• **Aim**: Scan the listing below and copy every line holding "What".

• **Material provided**:

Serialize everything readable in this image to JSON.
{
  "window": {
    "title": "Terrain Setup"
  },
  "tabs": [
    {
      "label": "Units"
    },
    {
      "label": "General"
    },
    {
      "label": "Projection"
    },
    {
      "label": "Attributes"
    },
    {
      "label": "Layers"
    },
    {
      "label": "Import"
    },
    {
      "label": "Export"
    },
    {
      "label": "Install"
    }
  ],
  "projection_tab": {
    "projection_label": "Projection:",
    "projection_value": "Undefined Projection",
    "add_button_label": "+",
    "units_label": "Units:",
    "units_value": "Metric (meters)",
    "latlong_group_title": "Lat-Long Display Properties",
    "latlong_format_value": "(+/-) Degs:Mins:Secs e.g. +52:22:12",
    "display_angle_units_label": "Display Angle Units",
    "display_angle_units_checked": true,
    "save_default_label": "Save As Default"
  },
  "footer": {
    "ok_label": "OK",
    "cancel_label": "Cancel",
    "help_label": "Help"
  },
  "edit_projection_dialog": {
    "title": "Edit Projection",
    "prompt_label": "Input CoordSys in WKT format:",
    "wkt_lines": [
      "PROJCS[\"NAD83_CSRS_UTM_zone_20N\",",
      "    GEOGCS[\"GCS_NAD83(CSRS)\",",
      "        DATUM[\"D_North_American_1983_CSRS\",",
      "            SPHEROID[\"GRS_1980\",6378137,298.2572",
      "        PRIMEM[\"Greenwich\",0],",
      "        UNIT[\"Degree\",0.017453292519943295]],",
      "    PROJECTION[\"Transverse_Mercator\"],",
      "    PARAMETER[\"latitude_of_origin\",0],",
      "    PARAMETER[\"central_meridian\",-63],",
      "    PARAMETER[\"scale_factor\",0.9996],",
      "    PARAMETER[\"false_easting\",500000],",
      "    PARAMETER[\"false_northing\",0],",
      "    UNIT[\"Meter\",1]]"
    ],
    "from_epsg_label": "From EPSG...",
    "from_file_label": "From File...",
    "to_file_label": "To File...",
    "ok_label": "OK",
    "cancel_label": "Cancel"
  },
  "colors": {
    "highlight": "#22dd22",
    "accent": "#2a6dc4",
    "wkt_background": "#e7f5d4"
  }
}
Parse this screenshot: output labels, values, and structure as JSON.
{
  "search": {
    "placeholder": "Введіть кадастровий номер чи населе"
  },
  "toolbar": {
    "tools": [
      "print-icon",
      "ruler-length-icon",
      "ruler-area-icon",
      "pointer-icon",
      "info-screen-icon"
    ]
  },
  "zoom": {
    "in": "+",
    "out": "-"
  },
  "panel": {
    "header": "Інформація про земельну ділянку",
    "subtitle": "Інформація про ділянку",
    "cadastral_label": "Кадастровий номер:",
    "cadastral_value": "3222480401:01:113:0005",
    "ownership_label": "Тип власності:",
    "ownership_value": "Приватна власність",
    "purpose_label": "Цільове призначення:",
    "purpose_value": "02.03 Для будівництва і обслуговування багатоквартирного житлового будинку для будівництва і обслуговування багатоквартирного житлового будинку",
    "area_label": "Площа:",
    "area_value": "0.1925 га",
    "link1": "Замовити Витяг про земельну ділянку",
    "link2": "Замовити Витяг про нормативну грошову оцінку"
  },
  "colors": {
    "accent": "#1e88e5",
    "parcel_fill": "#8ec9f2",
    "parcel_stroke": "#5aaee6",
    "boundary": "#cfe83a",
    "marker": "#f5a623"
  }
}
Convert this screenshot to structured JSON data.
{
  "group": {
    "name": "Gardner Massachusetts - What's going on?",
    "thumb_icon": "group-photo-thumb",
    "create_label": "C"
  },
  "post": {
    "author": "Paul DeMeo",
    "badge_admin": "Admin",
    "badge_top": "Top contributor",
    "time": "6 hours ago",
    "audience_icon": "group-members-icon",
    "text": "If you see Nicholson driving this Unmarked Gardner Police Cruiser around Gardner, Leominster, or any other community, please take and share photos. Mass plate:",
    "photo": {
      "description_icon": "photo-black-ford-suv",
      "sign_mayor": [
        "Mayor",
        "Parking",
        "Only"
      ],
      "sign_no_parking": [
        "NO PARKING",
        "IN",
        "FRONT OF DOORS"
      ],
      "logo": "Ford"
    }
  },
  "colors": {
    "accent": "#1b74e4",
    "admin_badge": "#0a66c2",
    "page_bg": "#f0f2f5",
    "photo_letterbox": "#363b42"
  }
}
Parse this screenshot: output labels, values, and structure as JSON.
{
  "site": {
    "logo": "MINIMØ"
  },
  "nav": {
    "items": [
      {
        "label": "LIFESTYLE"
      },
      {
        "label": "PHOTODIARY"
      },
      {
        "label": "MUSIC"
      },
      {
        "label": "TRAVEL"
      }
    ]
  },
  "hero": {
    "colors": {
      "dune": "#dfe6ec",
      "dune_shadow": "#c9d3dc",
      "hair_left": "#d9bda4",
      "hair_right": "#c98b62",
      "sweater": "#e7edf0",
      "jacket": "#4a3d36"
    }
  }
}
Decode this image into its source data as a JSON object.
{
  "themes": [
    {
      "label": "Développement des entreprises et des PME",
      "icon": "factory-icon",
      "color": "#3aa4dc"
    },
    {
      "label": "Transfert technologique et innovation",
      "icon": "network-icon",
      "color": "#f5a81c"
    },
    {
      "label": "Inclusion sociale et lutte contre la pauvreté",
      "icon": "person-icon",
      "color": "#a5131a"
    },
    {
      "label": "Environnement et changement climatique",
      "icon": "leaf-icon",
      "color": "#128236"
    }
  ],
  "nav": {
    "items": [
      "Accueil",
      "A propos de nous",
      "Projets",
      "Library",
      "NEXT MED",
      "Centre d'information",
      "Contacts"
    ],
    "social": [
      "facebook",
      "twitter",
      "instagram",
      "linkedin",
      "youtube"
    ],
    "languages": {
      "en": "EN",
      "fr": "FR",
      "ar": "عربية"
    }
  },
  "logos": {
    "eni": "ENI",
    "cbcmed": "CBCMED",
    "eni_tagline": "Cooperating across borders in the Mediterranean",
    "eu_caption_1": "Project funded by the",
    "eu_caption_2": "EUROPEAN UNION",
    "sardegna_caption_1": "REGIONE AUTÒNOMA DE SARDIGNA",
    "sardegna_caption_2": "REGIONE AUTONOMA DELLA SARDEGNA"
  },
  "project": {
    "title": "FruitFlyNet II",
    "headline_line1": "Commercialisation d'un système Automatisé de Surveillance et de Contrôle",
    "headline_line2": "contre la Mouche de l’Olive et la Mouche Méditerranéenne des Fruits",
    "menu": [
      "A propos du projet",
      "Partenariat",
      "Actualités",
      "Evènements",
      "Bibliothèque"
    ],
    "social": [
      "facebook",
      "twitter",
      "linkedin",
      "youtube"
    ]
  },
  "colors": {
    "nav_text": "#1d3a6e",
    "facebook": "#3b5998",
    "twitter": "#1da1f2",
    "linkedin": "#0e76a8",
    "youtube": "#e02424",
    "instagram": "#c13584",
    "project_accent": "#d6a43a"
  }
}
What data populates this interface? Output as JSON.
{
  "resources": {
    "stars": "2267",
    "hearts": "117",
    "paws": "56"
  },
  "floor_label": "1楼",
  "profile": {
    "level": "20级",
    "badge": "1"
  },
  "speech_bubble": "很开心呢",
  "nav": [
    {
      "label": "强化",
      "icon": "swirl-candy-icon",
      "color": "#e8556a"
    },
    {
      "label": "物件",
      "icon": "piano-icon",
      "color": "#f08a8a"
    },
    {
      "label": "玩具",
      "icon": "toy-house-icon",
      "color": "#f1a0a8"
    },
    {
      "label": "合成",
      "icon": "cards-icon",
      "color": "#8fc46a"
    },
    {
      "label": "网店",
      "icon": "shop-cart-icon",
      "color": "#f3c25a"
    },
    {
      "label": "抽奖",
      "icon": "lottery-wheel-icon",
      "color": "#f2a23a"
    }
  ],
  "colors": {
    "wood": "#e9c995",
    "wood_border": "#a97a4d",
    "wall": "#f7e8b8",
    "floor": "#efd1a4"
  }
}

• **Response to this task**:
    "name": "Gardner Massachusetts - What's going on?",
What data populates this interface? Output as JSON.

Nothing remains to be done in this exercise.